• Request: Print the records below word for word, but leave out the pictures.

========

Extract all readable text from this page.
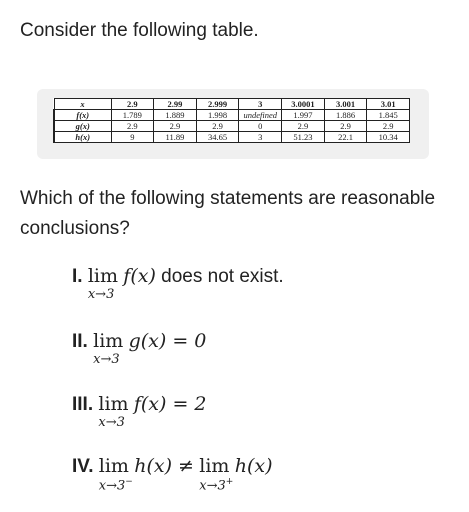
Consider the following table.
x	2.9	2.99	2.999	3	3.0001	3.001	3.01
f(x)	1.789	1.889	1.998	undefined	1.997	1.886	1.845
g(x)	2.9	2.9	2.9	0	2.9	2.9	2.9
h(x)	9	11.89	34.65	3	51.23	22.1	10.34
Which of the following statements are reasonable conclusions?
I. lim
x→3
f(x) does not exist.
II. lim
x→3
g(x) = 0
III. lim
x→3
f(x) = 2
IV. lim
x→3−
h(x) ≠ lim
x→3+
h(x)
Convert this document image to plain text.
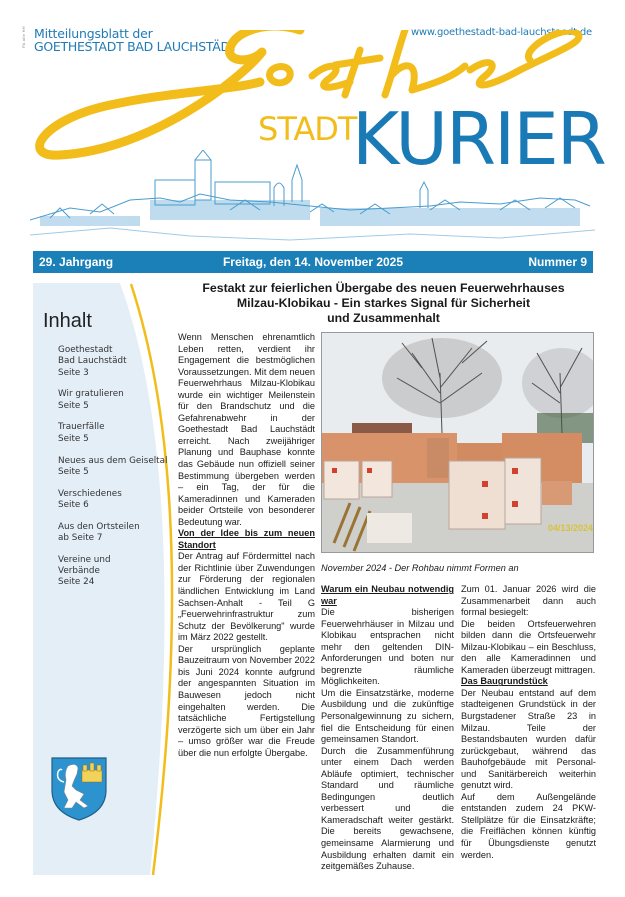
PA alle HH Mitteilungsblatt der
GOETHESTADT BAD LAUCHSTÄDT
www.goethestadt-bad-lauchstaedt.de
STADT
KURIER
29. Jahrgang	Freitag, den 14. November 2025	Nummer 9
Inhalt
Goethestadt
Bad Lauchstädt
Seite 3
Wir gratulieren
Seite 5
Trauerfälle
Seite 5
Neues aus dem Geiseltal
Seite 5
Verschiedenes
Seite 6
Aus den Ortsteilen
ab Seite 7
Vereine und
Verbände
Seite 24
Festakt zur feierlichen Übergabe des neuen Feuerwehrhauses
Milzau-Klobikau - Ein starkes Signal für Sicherheit
und Zusammenhalt

Wenn Menschen ehrenamtlich Leben retten, verdient ihr Engagement die bestmöglichen Voraussetzungen. Mit dem neuen Feuerwehrhaus Milzau-Klobikau wurde ein wichtiger Meilenstein für den Brandschutz und die Gefahrenabwehr in der Goethestadt Bad Lauchstädt erreicht. Nach zweijähriger Planung und Bauphase konnte das Gebäude nun offiziell seiner Bestimmung übergeben werden – ein Tag, der für die Kameradinnen und Kameraden beider Ortsteile von besonderer Bedeutung war.

Von der Idee bis zum neuen Standort

Der Antrag auf Fördermittel nach der Richtlinie über Zuwendungen zur Förderung der regionalen ländlichen Entwicklung im Land Sachsen-Anhalt - Teil G „Feuerwehrinfrastruktur zum Schutz der Bevölkerung" wurde im März 2022 gestellt.

Der ursprünglich geplante Bauzeitraum von November 2022 bis Juni 2024 konnte aufgrund der angespannten Situation im Bauwesen jedoch nicht eingehalten werden. Die tatsächliche Fertigstellung verzögerte sich um über ein Jahr – umso größer war die Freude über die nun erfolgte Übergabe.

04/13/2024
November 2024 - Der Rohbau nimmt Formen an

Warum ein Neubau notwendig war

Die bisherigen Feuerwehrhäuser in Milzau und Klobikau entsprachen nicht mehr den geltenden DIN-Anforderungen und boten nur begrenzte räumliche Möglichkeiten.

Um die Einsatzstärke, moderne Ausbildung und die zukünftige Personalgewinnung zu sichern, fiel die Entscheidung für einen gemeinsamen Standort.

Durch die Zusammenführung unter einem Dach werden Abläufe optimiert, technischer Standard und räumliche Bedingungen deutlich verbessert und die Kameradschaft weiter gestärkt. Die bereits gewachsene, gemeinsame Alarmierung und Ausbildung erhalten damit ein zeitgemäßes Zuhause.

Zum 01. Januar 2026 wird die Zusammenarbeit dann auch formal besiegelt:

Die beiden Ortsfeuerwehren bilden dann die Ortsfeuerwehr Milzau-Klobikau – ein Beschluss, den alle Kameradinnen und Kameraden überzeugt mittragen.

Das Baugrundstück

Der Neubau entstand auf dem stadteigenen Grundstück in der Burgstadener Straße 23 in Milzau. Teile der Bestandsbauten wurden dafür zurückgebaut, während das Bauhofgebäude mit Personal- und Sanitärbereich weiterhin genutzt wird.

Auf dem Außengelände entstanden zudem 24 PKW-Stellplätze für die Einsatzkräfte; die Freiflächen können künftig für Übungsdienste genutzt werden.
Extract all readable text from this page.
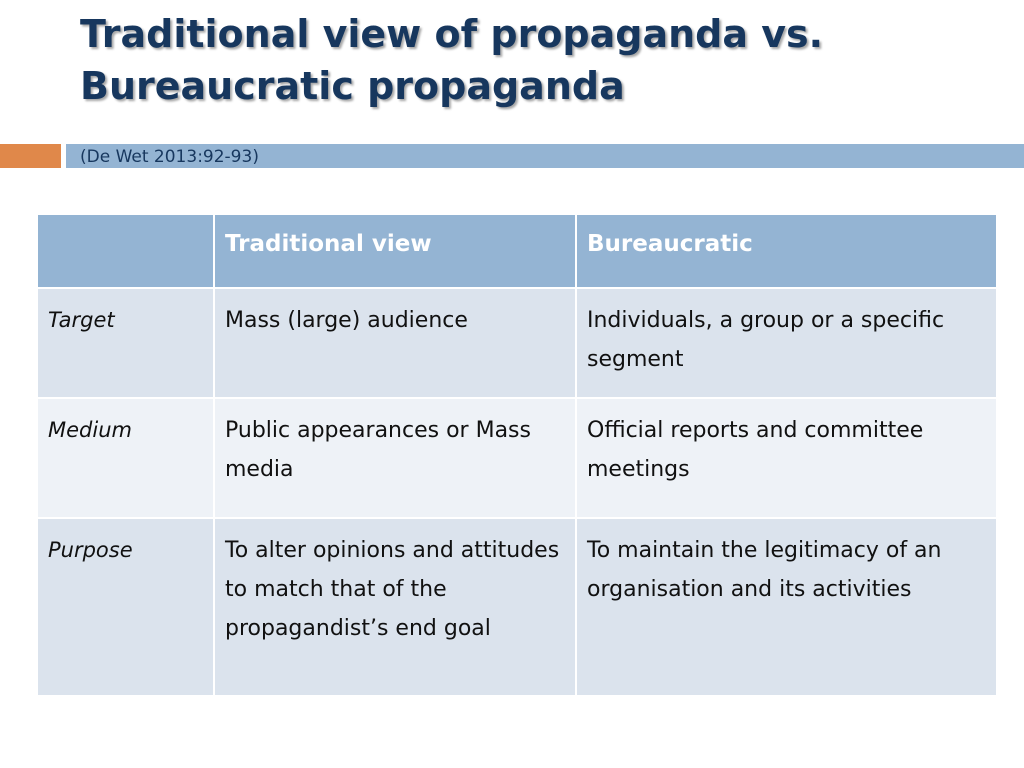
Traditional view of propaganda vs.
Bureaucratic propaganda
(De Wet 2013:92-93)
	Traditional view	Bureaucratic
Target	Mass (large) audience	Individuals, a group or a specific segment
Medium	Public appearances or Mass media	Official reports and committee meetings
Purpose	To alter opinions and attitudes to match that of the propagandist’s end goal	To maintain the legitimacy of an organisation and its activities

========

• Problem solution:
Extract all readable text from this page.
Consider the following table.
x	2.9	2.99	2.999	3	3.0001	3.001	3.01
f(x)	1.789	1.889	1.998	undefined	1.997	1.886	1.845
g(x)	2.9	2.9	2.9	0	2.9	2.9	2.9
h(x)	9	11.89	34.65	3	51.23	22.1	10.34
Which of the following statements are reasonable conclusions?
I. lim
x→3
f(x) does not exist.
II. lim
x→3
g(x) = 0
III. lim
x→3
f(x) = 2
IV. lim
x→3−
h(x) ≠ lim
x→3+
h(x)
Convert this document image to plain text.
PA alle HH Mitteilungsblatt der
GOETHESTADT BAD LAUCHSTÄDT
www.goethestadt-bad-lauchstaedt.de
STADT
KURIER
29. Jahrgang	Freitag, den 14. November 2025	Nummer 9
Inhalt
Goethestadt
Bad Lauchstädt
Seite 3
Wir gratulieren
Seite 5
Trauerfälle
Seite 5
Neues aus dem Geiseltal
Seite 5
Verschiedenes
Seite 6
Aus den Ortsteilen
ab Seite 7
Vereine und
Verbände
Seite 24
Festakt zur feierlichen Übergabe des neuen Feuerwehrhauses
Milzau-Klobikau - Ein starkes Signal für Sicherheit
und Zusammenhalt

Wenn Menschen ehrenamtlich Leben retten, verdient ihr Engagement die bestmöglichen Voraussetzungen. Mit dem neuen Feuerwehrhaus Milzau-Klobikau wurde ein wichtiger Meilenstein für den Brandschutz und die Gefahrenabwehr in der Goethestadt Bad Lauchstädt erreicht. Nach zweijähriger Planung und Bauphase konnte das Gebäude nun offiziell seiner Bestimmung übergeben werden – ein Tag, der für die Kameradinnen und Kameraden beider Ortsteile von besonderer Bedeutung war.

Von der Idee bis zum neuen Standort

Der Antrag auf Fördermittel nach der Richtlinie über Zuwendungen zur Förderung der regionalen ländlichen Entwicklung im Land Sachsen-Anhalt - Teil G „Feuerwehrinfrastruktur zum Schutz der Bevölkerung" wurde im März 2022 gestellt.

Der ursprünglich geplante Bauzeitraum von November 2022 bis Juni 2024 konnte aufgrund der angespannten Situation im Bauwesen jedoch nicht eingehalten werden. Die tatsächliche Fertigstellung verzögerte sich um über ein Jahr – umso größer war die Freude über die nun erfolgte Übergabe.

04/13/2024
November 2024 - Der Rohbau nimmt Formen an

Warum ein Neubau notwendig war

Die bisherigen Feuerwehrhäuser in Milzau und Klobikau entsprachen nicht mehr den geltenden DIN-Anforderungen und boten nur begrenzte räumliche Möglichkeiten.

Um die Einsatzstärke, moderne Ausbildung und die zukünftige Personalgewinnung zu sichern, fiel die Entscheidung für einen gemeinsamen Standort.

Durch die Zusammenführung unter einem Dach werden Abläufe optimiert, technischer Standard und räumliche Bedingungen deutlich verbessert und die Kameradschaft weiter gestärkt. Die bereits gewachsene, gemeinsame Alarmierung und Ausbildung erhalten damit ein zeitgemäßes Zuhause.

Zum 01. Januar 2026 wird die Zusammenarbeit dann auch formal besiegelt:

Die beiden Ortsfeuerwehren bilden dann die Ortsfeuerwehr Milzau-Klobikau – ein Beschluss, den alle Kameradinnen und Kameraden überzeugt mittragen.

Das Baugrundstück

Der Neubau entstand auf dem stadteigenen Grundstück in der Burgstadener Straße 23 in Milzau. Teile der Bestandsbauten wurden dafür zurückgebaut, während das Bauhofgebäude mit Personal- und Sanitärbereich weiterhin genutzt wird.

Auf dem Außengelände entstanden zudem 24 PKW-Stellplätze für die Einsatzkräfte; die Freiflächen können künftig für Übungsdienste genutzt werden.
Extract all readable text from this page.
Traditional view of propaganda vs.
Bureaucratic propaganda
(De Wet 2013:92-93)
	Traditional view	Bureaucratic
Target	Mass (large) audience	Individuals, a group or a specific segment
Medium	Public appearances or Mass media	Official reports and committee meetings
Purpose	To alter opinions and attitudes to match that of the propagandist’s end goal	To maintain the legitimacy of an organisation and its activities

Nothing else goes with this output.